==== Available data ====
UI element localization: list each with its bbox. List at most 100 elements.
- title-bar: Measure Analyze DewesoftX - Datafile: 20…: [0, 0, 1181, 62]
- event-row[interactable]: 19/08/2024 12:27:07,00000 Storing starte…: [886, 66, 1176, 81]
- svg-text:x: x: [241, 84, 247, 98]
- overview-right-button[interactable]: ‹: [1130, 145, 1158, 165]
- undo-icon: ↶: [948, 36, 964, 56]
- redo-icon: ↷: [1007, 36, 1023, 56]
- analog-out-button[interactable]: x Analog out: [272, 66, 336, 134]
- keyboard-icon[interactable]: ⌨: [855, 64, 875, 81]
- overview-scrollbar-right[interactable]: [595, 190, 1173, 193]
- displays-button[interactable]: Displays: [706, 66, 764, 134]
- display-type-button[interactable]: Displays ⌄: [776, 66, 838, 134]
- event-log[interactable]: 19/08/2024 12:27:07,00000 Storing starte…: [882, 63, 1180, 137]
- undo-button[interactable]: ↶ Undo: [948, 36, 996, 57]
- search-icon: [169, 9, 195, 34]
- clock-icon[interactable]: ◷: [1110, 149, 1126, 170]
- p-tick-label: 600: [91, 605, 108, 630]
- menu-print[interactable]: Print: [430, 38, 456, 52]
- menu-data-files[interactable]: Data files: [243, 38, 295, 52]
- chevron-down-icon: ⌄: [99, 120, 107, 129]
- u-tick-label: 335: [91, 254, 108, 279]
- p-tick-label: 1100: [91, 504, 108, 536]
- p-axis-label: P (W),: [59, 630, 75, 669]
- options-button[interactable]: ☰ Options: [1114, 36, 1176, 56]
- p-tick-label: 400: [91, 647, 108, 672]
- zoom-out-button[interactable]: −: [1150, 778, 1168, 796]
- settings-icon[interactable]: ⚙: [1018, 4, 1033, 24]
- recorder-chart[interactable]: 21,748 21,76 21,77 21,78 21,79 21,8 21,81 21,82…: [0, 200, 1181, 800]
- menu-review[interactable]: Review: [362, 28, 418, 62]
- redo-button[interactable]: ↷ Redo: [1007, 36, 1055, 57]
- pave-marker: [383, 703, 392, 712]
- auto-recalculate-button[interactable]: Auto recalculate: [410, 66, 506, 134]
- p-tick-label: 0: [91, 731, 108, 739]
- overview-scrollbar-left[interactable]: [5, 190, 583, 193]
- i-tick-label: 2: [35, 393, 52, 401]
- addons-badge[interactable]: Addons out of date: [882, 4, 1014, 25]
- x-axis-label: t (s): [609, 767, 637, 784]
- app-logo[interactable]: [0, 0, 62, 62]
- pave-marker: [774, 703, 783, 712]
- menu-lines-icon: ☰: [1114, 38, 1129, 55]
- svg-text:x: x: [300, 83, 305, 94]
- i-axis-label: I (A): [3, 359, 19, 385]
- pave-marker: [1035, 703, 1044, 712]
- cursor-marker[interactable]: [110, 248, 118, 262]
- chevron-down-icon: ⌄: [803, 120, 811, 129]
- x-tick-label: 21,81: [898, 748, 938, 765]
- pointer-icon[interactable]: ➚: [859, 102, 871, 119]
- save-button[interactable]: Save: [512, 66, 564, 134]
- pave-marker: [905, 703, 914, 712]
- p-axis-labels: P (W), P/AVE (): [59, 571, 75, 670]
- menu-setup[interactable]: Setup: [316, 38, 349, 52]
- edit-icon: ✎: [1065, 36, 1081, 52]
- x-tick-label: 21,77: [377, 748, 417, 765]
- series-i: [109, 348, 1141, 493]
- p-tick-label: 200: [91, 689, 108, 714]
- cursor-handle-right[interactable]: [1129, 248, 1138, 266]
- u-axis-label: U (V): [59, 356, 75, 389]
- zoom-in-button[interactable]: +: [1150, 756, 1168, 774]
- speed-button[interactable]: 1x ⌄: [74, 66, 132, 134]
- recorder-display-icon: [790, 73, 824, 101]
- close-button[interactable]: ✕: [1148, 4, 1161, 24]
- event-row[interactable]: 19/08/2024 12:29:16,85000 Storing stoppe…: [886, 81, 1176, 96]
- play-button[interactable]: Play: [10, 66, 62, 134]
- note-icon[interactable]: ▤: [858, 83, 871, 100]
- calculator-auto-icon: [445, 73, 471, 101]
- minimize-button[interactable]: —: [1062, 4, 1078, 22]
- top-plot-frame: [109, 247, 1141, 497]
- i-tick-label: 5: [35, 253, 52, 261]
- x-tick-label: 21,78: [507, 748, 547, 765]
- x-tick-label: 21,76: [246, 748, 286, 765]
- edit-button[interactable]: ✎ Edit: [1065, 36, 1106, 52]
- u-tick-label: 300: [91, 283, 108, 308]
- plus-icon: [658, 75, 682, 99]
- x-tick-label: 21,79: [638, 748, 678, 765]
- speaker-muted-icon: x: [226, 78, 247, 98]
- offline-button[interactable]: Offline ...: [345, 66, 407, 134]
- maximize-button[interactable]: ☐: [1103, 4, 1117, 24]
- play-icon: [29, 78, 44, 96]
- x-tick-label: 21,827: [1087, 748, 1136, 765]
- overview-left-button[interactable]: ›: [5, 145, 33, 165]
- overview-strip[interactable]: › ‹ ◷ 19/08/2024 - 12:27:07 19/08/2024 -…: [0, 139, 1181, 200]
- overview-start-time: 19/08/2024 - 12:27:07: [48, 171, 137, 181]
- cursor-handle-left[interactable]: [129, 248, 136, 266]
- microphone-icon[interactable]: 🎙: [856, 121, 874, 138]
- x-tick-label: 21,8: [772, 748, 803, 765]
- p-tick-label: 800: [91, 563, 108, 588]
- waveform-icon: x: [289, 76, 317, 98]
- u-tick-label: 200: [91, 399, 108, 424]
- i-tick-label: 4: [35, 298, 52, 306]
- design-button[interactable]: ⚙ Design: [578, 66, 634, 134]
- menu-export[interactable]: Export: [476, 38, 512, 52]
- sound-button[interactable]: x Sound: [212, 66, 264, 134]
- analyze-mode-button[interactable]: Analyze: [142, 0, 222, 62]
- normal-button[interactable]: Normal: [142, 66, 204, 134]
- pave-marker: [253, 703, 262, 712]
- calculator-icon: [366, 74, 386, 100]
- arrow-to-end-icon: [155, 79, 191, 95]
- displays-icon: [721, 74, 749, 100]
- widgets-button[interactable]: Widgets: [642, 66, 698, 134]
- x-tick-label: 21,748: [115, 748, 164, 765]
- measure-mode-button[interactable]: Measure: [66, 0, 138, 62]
====
Short task:
Arrange the lines above as a Markdown table with two columns, Number and Line, giving each line its own numbered row and leaving out any blank lines.

Completed exercise:
| Number | Line |
|---|---|
| 1 | UI element localization: list each with its bbox. List at most 100 elements. |
| 2 | - title-bar: Measure Analyze DewesoftX - Datafile: 20…: [0, 0, 1181, 62] |
| 3 | - event-row[interactable]: 19/08/2024 12:27:07,00000 Storing starte…: [886, 66, 1176, 81] |
| 4 | - svg-text:x: x: [241, 84, 247, 98] |
| 5 | - overview-right-button[interactable]: ‹: [1130, 145, 1158, 165] |
| 6 | - undo-icon: ↶: [948, 36, 964, 56] |
| 7 | - redo-icon: ↷: [1007, 36, 1023, 56] |
| 8 | - analog-out-button[interactable]: x Analog out: [272, 66, 336, 134] |
| 9 | - keyboard-icon[interactable]: ⌨: [855, 64, 875, 81] |
| 10 | - overview-scrollbar-right[interactable]: [595, 190, 1173, 193] |
| 11 | - displays-button[interactable]: Displays: [706, 66, 764, 134] |
| 12 | - display-type-button[interactable]: Displays ⌄: [776, 66, 838, 134] |
| 13 | - event-log[interactable]: 19/08/2024 12:27:07,00000 Storing starte…: [882, 63, 1180, 137] |
| 14 | - undo-button[interactable]: ↶ Undo: [948, 36, 996, 57] |
| 15 | - search-icon: [169, 9, 195, 34] |
| 16 | - clock-icon[interactable]: ◷: [1110, 149, 1126, 170] |
| 17 | - p-tick-label: 600: [91, 605, 108, 630] |
| 18 | - menu-print[interactable]: Print: [430, 38, 456, 52] |
| 19 | - menu-data-files[interactable]: Data files: [243, 38, 295, 52] |
| 20 | - chevron-down-icon: ⌄: [99, 120, 107, 129] |
| 21 | - u-tick-label: 335: [91, 254, 108, 279] |
| 22 | - p-tick-label: 1100: [91, 504, 108, 536] |
| 23 | - p-axis-label: P (W),: [59, 630, 75, 669] |
| 24 | - options-button[interactable]: ☰ Options: [1114, 36, 1176, 56] |
| 25 | - p-tick-label: 400: [91, 647, 108, 672] |
| 26 | - zoom-out-button[interactable]: −: [1150, 778, 1168, 796] |
| 27 | - settings-icon[interactable]: ⚙: [1018, 4, 1033, 24] |
| 28 | - recorder-chart[interactable]: 21,748 21,76 21,77 21,78 21,79 21,8 21,81 21,82…: [0, 200, 1181, 800] |
| 29 | - menu-review[interactable]: Review: [362, 28, 418, 62] |
| 30 | - redo-button[interactable]: ↷ Redo: [1007, 36, 1055, 57] |
| 31 | - pave-marker: [383, 703, 392, 712] |
| 32 | - auto-recalculate-button[interactable]: Auto recalculate: [410, 66, 506, 134] |
| 33 | - p-tick-label: 0: [91, 731, 108, 739] |
| 34 | - overview-scrollbar-left[interactable]: [5, 190, 583, 193] |
| 35 | - i-tick-label: 2: [35, 393, 52, 401] |
| 36 | - addons-badge[interactable]: Addons out of date: [882, 4, 1014, 25] |
| 37 | - x-axis-label: t (s): [609, 767, 637, 784] |
| 38 | - app-logo[interactable]: [0, 0, 62, 62] |
| 39 | - pave-marker: [774, 703, 783, 712] |
| 40 | - menu-lines-icon: ☰: [1114, 38, 1129, 55] |
| 41 | - svg-text:x: x: [300, 83, 305, 94] |
| 42 | - i-axis-label: I (A): [3, 359, 19, 385] |
| 43 | - pave-marker: [1035, 703, 1044, 712] |
| 44 | - cursor-marker[interactable]: [110, 248, 118, 262] |
| 45 | - chevron-down-icon: ⌄: [803, 120, 811, 129] |
| 46 | - x-tick-label: 21,81: [898, 748, 938, 765] |
| 47 | - pointer-icon[interactable]: ➚: [859, 102, 871, 119] |
| 48 | - save-button[interactable]: Save: [512, 66, 564, 134] |
| 49 | - pave-marker: [905, 703, 914, 712] |
| 50 | - p-axis-labels: P (W), P/AVE (): [59, 571, 75, 670] |
| 51 | - menu-setup[interactable]: Setup: [316, 38, 349, 52] |
| 52 | - edit-icon: ✎: [1065, 36, 1081, 52] |
| 53 | - x-tick-label: 21,77: [377, 748, 417, 765] |
| 54 | - series-i: [109, 348, 1141, 493] |
| 55 | - p-tick-label: 200: [91, 689, 108, 714] |
| 56 | - cursor-handle-right[interactable]: [1129, 248, 1138, 266] |
| 57 | - u-axis-label: U (V): [59, 356, 75, 389] |
| 58 | - zoom-in-button[interactable]: +: [1150, 756, 1168, 774] |
| 59 | - speed-button[interactable]: 1x ⌄: [74, 66, 132, 134] |
| 60 | - recorder-display-icon: [790, 73, 824, 101] |
| 61 | - close-button[interactable]: ✕: [1148, 4, 1161, 24] |
| 62 | - event-row[interactable]: 19/08/2024 12:29:16,85000 Storing stoppe…: [886, 81, 1176, 96] |
| 63 | - play-button[interactable]: Play: [10, 66, 62, 134] |
| 64 | - note-icon[interactable]: ▤: [858, 83, 871, 100] |
| 65 | - calculator-auto-icon: [445, 73, 471, 101] |
| 66 | - minimize-button[interactable]: —: [1062, 4, 1078, 22] |
| 67 | - top-plot-frame: [109, 247, 1141, 497] |
| 68 | - i-tick-label: 5: [35, 253, 52, 261] |
| 69 | - x-tick-label: 21,78: [507, 748, 547, 765] |
| 70 | - x-tick-label: 21,76: [246, 748, 286, 765] |
| 71 | - edit-button[interactable]: ✎ Edit: [1065, 36, 1106, 52] |
| 72 | - u-tick-label: 300: [91, 283, 108, 308] |
| 73 | - plus-icon: [658, 75, 682, 99] |
| 74 | - x-tick-label: 21,79: [638, 748, 678, 765] |
| 75 | - speaker-muted-icon: x: [226, 78, 247, 98] |
| 76 | - offline-button[interactable]: Offline ...: [345, 66, 407, 134] |
| 77 | - maximize-button[interactable]: ☐: [1103, 4, 1117, 24] |
| 78 | - play-icon: [29, 78, 44, 96] |
| 79 | - x-tick-label: 21,827: [1087, 748, 1136, 765] |
| 80 | - overview-left-button[interactable]: ›: [5, 145, 33, 165] |
| 81 | - overview-strip[interactable]: › ‹ ◷ 19/08/2024 - 12:27:07 19/08/2024 -…: [0, 139, 1181, 200] |
| 82 | - overview-start-time: 19/08/2024 - 12:27:07: [48, 171, 137, 181] |
| 83 | - cursor-handle-left[interactable]: [129, 248, 136, 266] |
| 84 | - microphone-icon[interactable]: 🎙: [856, 121, 874, 138] |
| 85 | - x-tick-label: 21,8: [772, 748, 803, 765] |
| 86 | - p-tick-label: 800: [91, 563, 108, 588] |
| 87 | - waveform-icon: x: [289, 76, 317, 98] |
| 88 | - u-tick-label: 200: [91, 399, 108, 424] |
| 89 | - i-tick-label: 4: [35, 298, 52, 306] |
| 90 | - design-button[interactable]: ⚙ Design: [578, 66, 634, 134] |
| 91 | - menu-export[interactable]: Export: [476, 38, 512, 52] |
| 92 | - sound-button[interactable]: x Sound: [212, 66, 264, 134] |
| 93 | - analyze-mode-button[interactable]: Analyze: [142, 0, 222, 62] |
| 94 | - normal-button[interactable]: Normal: [142, 66, 204, 134] |
| 95 | - pave-marker: [253, 703, 262, 712] |
| 96 | - calculator-icon: [366, 74, 386, 100] |
| 97 | - arrow-to-end-icon: [155, 79, 191, 95] |
| 98 | - displays-icon: [721, 74, 749, 100] |
| 99 | - widgets-button[interactable]: Widgets: [642, 66, 698, 134] |
| 100 | - x-tick-label: 21,748: [115, 748, 164, 765] |
| 101 | - measure-mode-button[interactable]: Measure: [66, 0, 138, 62] |